--- Information given ---
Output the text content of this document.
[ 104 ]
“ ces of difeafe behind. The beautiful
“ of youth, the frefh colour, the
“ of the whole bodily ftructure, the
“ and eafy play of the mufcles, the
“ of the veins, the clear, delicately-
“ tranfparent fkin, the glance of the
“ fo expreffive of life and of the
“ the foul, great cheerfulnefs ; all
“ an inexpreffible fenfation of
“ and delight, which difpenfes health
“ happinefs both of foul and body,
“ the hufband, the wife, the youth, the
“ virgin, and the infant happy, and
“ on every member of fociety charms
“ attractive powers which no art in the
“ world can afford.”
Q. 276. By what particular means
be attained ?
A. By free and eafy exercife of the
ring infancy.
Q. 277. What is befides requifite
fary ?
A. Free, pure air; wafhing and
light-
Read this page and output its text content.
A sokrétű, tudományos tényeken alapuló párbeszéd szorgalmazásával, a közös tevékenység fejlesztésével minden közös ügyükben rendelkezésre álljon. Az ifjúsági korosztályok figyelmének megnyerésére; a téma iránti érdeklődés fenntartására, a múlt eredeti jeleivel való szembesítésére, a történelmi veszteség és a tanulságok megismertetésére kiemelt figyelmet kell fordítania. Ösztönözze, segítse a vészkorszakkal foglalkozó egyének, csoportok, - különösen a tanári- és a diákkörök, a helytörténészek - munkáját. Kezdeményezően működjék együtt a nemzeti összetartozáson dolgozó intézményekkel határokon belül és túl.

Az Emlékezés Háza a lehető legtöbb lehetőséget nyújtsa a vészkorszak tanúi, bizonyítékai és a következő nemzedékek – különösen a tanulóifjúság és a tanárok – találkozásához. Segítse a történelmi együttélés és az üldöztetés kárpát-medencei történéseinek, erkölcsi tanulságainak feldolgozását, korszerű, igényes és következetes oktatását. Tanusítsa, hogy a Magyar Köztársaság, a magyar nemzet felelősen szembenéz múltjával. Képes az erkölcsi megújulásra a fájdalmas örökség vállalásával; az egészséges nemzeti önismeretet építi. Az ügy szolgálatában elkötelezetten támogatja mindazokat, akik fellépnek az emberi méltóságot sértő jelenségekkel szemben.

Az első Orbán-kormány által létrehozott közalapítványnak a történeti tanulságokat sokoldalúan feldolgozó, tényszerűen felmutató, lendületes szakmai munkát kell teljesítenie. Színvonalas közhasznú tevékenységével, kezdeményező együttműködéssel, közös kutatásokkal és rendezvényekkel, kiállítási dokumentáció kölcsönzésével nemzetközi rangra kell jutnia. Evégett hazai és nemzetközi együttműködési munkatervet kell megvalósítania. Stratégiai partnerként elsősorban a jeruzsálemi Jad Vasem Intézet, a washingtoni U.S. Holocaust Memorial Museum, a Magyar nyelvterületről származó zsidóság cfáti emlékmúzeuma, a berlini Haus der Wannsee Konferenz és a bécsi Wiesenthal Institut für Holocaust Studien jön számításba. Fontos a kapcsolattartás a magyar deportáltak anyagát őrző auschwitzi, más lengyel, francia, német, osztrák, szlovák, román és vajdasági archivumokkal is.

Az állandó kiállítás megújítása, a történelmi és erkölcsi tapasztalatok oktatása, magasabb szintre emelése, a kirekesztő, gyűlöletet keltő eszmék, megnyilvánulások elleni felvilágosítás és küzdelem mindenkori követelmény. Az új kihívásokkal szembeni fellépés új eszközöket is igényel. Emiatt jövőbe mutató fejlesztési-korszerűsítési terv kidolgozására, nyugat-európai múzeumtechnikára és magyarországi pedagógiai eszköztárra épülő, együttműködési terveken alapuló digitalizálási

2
---
Give an exact repetition of all the material.

Output the text content of this document.
[ 104 ]
“ ces of difeafe behind. The beautiful
“ of youth, the frefh colour, the
“ of the whole bodily ftructure, the
“ and eafy play of the mufcles, the
“ of the veins, the clear, delicately-
“ tranfparent fkin, the glance of the
“ fo expreffive of life and of the
“ the foul, great cheerfulnefs ; all
“ an inexpreffible fenfation of
“ and delight, which difpenfes health
“ happinefs both of foul and body,
“ the hufband, the wife, the youth, the
“ virgin, and the infant happy, and
“ on every member of fociety charms
“ attractive powers which no art in the
“ world can afford.”
Q. 276. By what particular means
be attained ?
A. By free and eafy exercife of the
ring infancy.
Q. 277. What is befides requifite
fary ?
A. Free, pure air; wafhing and
light-
Read this page and output its text content.
A sokrétű, tudományos tényeken alapuló párbeszéd szorgalmazásával, a közös tevékenység fejlesztésével minden közös ügyükben rendelkezésre álljon. Az ifjúsági korosztályok figyelmének megnyerésére; a téma iránti érdeklődés fenntartására, a múlt eredeti jeleivel való szembesítésére, a történelmi veszteség és a tanulságok megismertetésére kiemelt figyelmet kell fordítania. Ösztönözze, segítse a vészkorszakkal foglalkozó egyének, csoportok, - különösen a tanári- és a diákkörök, a helytörténészek - munkáját. Kezdeményezően működjék együtt a nemzeti összetartozáson dolgozó intézményekkel határokon belül és túl.

Az Emlékezés Háza a lehető legtöbb lehetőséget nyújtsa a vészkorszak tanúi, bizonyítékai és a következő nemzedékek – különösen a tanulóifjúság és a tanárok – találkozásához. Segítse a történelmi együttélés és az üldöztetés kárpát-medencei történéseinek, erkölcsi tanulságainak feldolgozását, korszerű, igényes és következetes oktatását. Tanusítsa, hogy a Magyar Köztársaság, a magyar nemzet felelősen szembenéz múltjával. Képes az erkölcsi megújulásra a fájdalmas örökség vállalásával; az egészséges nemzeti önismeretet építi. Az ügy szolgálatában elkötelezetten támogatja mindazokat, akik fellépnek az emberi méltóságot sértő jelenségekkel szemben.

Az első Orbán-kormány által létrehozott közalapítványnak a történeti tanulságokat sokoldalúan feldolgozó, tényszerűen felmutató, lendületes szakmai munkát kell teljesítenie. Színvonalas közhasznú tevékenységével, kezdeményező együttműködéssel, közös kutatásokkal és rendezvényekkel, kiállítási dokumentáció kölcsönzésével nemzetközi rangra kell jutnia. Evégett hazai és nemzetközi együttműködési munkatervet kell megvalósítania. Stratégiai partnerként elsősorban a jeruzsálemi Jad Vasem Intézet, a washingtoni U.S. Holocaust Memorial Museum, a Magyar nyelvterületről származó zsidóság cfáti emlékmúzeuma, a berlini Haus der Wannsee Konferenz és a bécsi Wiesenthal Institut für Holocaust Studien jön számításba. Fontos a kapcsolattartás a magyar deportáltak anyagát őrző auschwitzi, más lengyel, francia, német, osztrák, szlovák, román és vajdasági archivumokkal is.

Az állandó kiállítás megújítása, a történelmi és erkölcsi tapasztalatok oktatása, magasabb szintre emelése, a kirekesztő, gyűlöletet keltő eszmék, megnyilvánulások elleni felvilágosítás és küzdelem mindenkori követelmény. Az új kihívásokkal szembeni fellépés új eszközöket is igényel. Emiatt jövőbe mutató fejlesztési-korszerűsítési terv kidolgozására, nyugat-európai múzeumtechnikára és magyarországi pedagógiai eszköztárra épülő, együttműködési terveken alapuló digitalizálási

2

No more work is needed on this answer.